WHAT NEEDS TO BE DONE ->
Where a line of the records contains the word "eller", show that line.

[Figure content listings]
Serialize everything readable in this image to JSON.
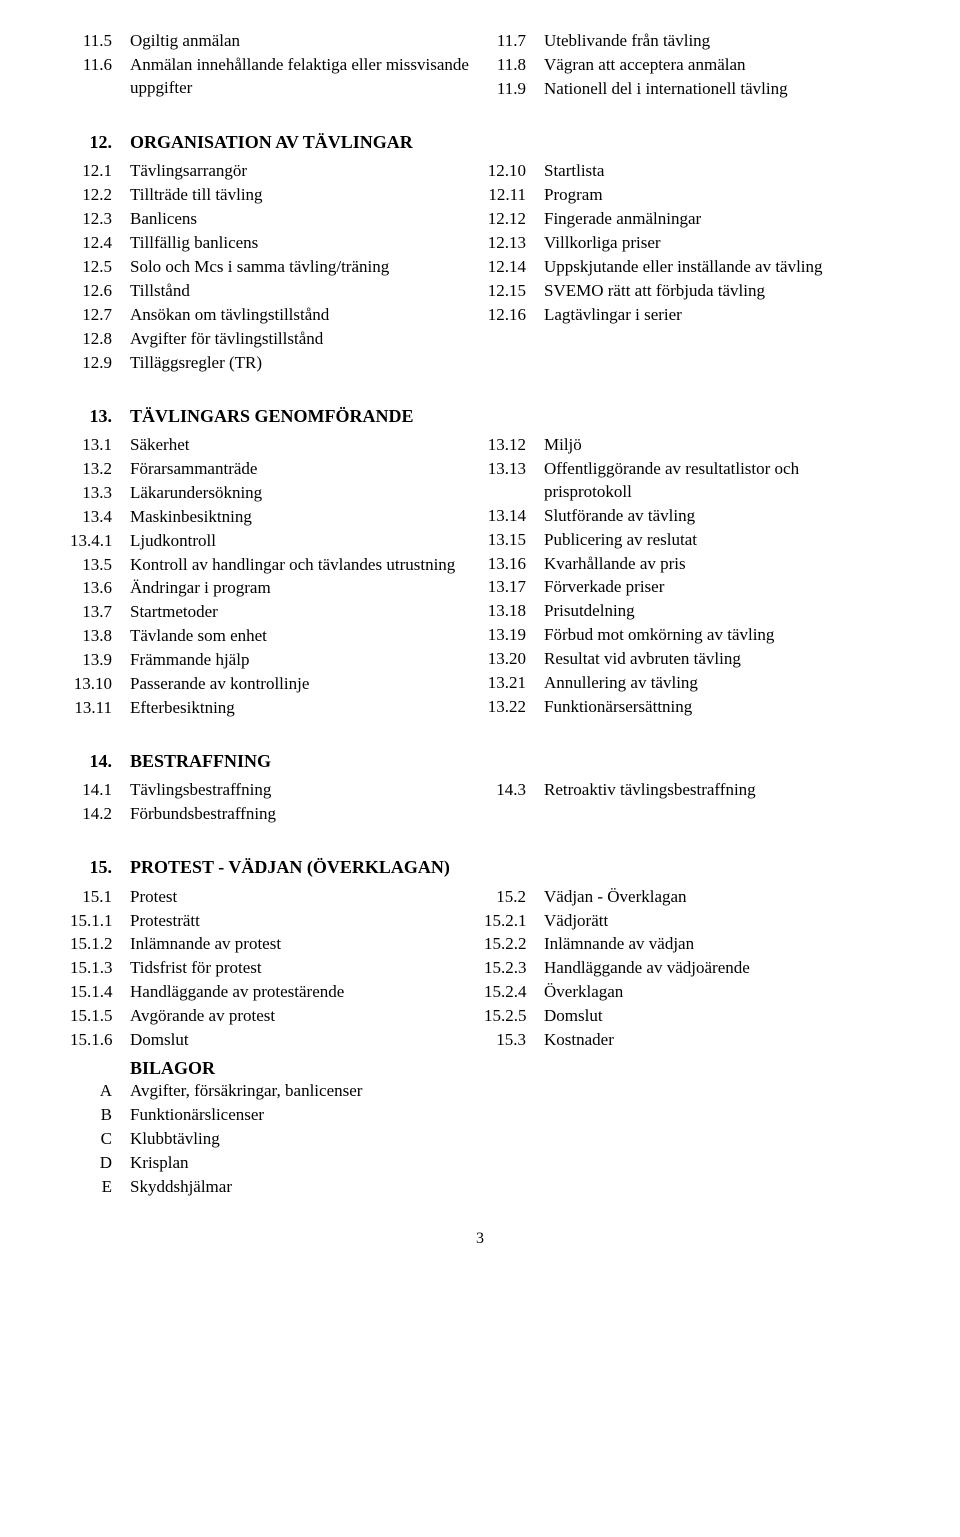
{
  "sections": {
    "intro": {
      "left": [
        {
          "num": "11.5",
          "text": "Ogiltig anmälan"
        },
        {
          "num": "11.6",
          "text": "Anmälan innehållande felaktiga eller missvisande uppgifter"
        }
      ],
      "right": [
        {
          "num": "11.7",
          "text": "Uteblivande från tävling"
        },
        {
          "num": "11.8",
          "text": "Vägran att acceptera anmälan"
        },
        {
          "num": "11.9",
          "text": "Nationell del i internationell tävling"
        }
      ]
    },
    "s12": {
      "num": "12.",
      "title": "ORGANISATION AV TÄVLINGAR",
      "left": [
        {
          "num": "12.1",
          "text": "Tävlingsarrangör"
        },
        {
          "num": "12.2",
          "text": "Tillträde till tävling"
        },
        {
          "num": "12.3",
          "text": "Banlicens"
        },
        {
          "num": "12.4",
          "text": "Tillfällig banlicens"
        },
        {
          "num": "12.5",
          "text": "Solo och Mcs i samma tävling/träning"
        },
        {
          "num": "12.6",
          "text": "Tillstånd"
        },
        {
          "num": "12.7",
          "text": "Ansökan om tävlingstillstånd"
        },
        {
          "num": "12.8",
          "text": "Avgifter för tävlingstillstånd"
        },
        {
          "num": "12.9",
          "text": "Tilläggsregler (TR)"
        }
      ],
      "right": [
        {
          "num": "12.10",
          "text": "Startlista"
        },
        {
          "num": "12.11",
          "text": "Program"
        },
        {
          "num": "12.12",
          "text": "Fingerade anmälningar"
        },
        {
          "num": "12.13",
          "text": "Villkorliga priser"
        },
        {
          "num": "12.14",
          "text": "Uppskjutande eller inställande av tävling"
        },
        {
          "num": "12.15",
          "text": "SVEMO rätt att förbjuda tävling"
        },
        {
          "num": "12.16",
          "text": "Lagtävlingar i serier"
        }
      ]
    },
    "s13": {
      "num": "13.",
      "title": "TÄVLINGARS GENOMFÖRANDE",
      "left": [
        {
          "num": "13.1",
          "text": "Säkerhet"
        },
        {
          "num": "13.2",
          "text": "Förarsammanträde"
        },
        {
          "num": "13.3",
          "text": "Läkarundersökning"
        },
        {
          "num": "13.4",
          "text": "Maskinbesiktning"
        },
        {
          "num": "13.4.1",
          "text": "Ljudkontroll"
        },
        {
          "num": "13.5",
          "text": "Kontroll av handlingar och tävlandes utrustning"
        },
        {
          "num": "13.6",
          "text": "Ändringar i program"
        },
        {
          "num": "13.7",
          "text": "Startmetoder"
        },
        {
          "num": "13.8",
          "text": "Tävlande som enhet"
        },
        {
          "num": "13.9",
          "text": "Främmande hjälp"
        },
        {
          "num": "13.10",
          "text": "Passerande av kontrollinje"
        },
        {
          "num": "13.11",
          "text": "Efterbesiktning"
        }
      ],
      "right": [
        {
          "num": "13.12",
          "text": "Miljö"
        },
        {
          "num": "13.13",
          "text": "Offentliggörande av resultatlistor och prisprotokoll"
        },
        {
          "num": "13.14",
          "text": "Slutförande av tävling"
        },
        {
          "num": "13.15",
          "text": "Publicering av reslutat"
        },
        {
          "num": "13.16",
          "text": "Kvarhållande av pris"
        },
        {
          "num": "13.17",
          "text": "Förverkade priser"
        },
        {
          "num": "13.18",
          "text": "Prisutdelning"
        },
        {
          "num": "13.19",
          "text": "Förbud mot omkörning av tävling"
        },
        {
          "num": "13.20",
          "text": "Resultat vid avbruten tävling"
        },
        {
          "num": "13.21",
          "text": "Annullering av tävling"
        },
        {
          "num": "13.22",
          "text": "Funktionärsersättning"
        }
      ]
    },
    "s14": {
      "num": "14.",
      "title": "BESTRAFFNING",
      "left": [
        {
          "num": "14.1",
          "text": "Tävlingsbestraffning"
        },
        {
          "num": "14.2",
          "text": "Förbundsbestraffning"
        }
      ],
      "right": [
        {
          "num": "14.3",
          "text": "Retroaktiv tävlingsbestraffning"
        }
      ]
    },
    "s15": {
      "num": "15.",
      "title": "PROTEST - VÄDJAN (ÖVERKLAGAN)",
      "left": [
        {
          "num": "15.1",
          "text": "Protest"
        },
        {
          "num": "15.1.1",
          "text": "Protesträtt"
        },
        {
          "num": "15.1.2",
          "text": "Inlämnande av protest"
        },
        {
          "num": "15.1.3",
          "text": "Tidsfrist för protest"
        },
        {
          "num": "15.1.4",
          "text": "Handläggande av protestärende"
        },
        {
          "num": "15.1.5",
          "text": "Avgörande av protest"
        },
        {
          "num": "15.1.6",
          "text": "Domslut"
        }
      ],
      "right": [
        {
          "num": "15.2",
          "text": "Vädjan - Överklagan"
        },
        {
          "num": "15.2.1",
          "text": "Vädjorätt"
        },
        {
          "num": "15.2.2",
          "text": "Inlämnande av vädjan"
        },
        {
          "num": "15.2.3",
          "text": "Handläggande av vädjoärende"
        },
        {
          "num": "15.2.4",
          "text": "Överklagan"
        },
        {
          "num": "15.2.5",
          "text": "Domslut"
        },
        {
          "num": "15.3",
          "text": "Kostnader"
        }
      ]
    },
    "appendix": {
      "title": "BILAGOR",
      "items": [
        {
          "num": "A",
          "text": "Avgifter, försäkringar, banlicenser"
        },
        {
          "num": "B",
          "text": "Funktionärslicenser"
        },
        {
          "num": "C",
          "text": "Klubbtävling"
        },
        {
          "num": "D",
          "text": "Krisplan"
        },
        {
          "num": "E",
          "text": "Skyddshjälmar"
        }
      ]
    }
  },
  "page_number": "3"
}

THE ANSWER ->
          "text": "Anmälan innehållande felaktiga eller missvisande uppgifter"
          "text": "Uppskjutande eller inställande av tävling"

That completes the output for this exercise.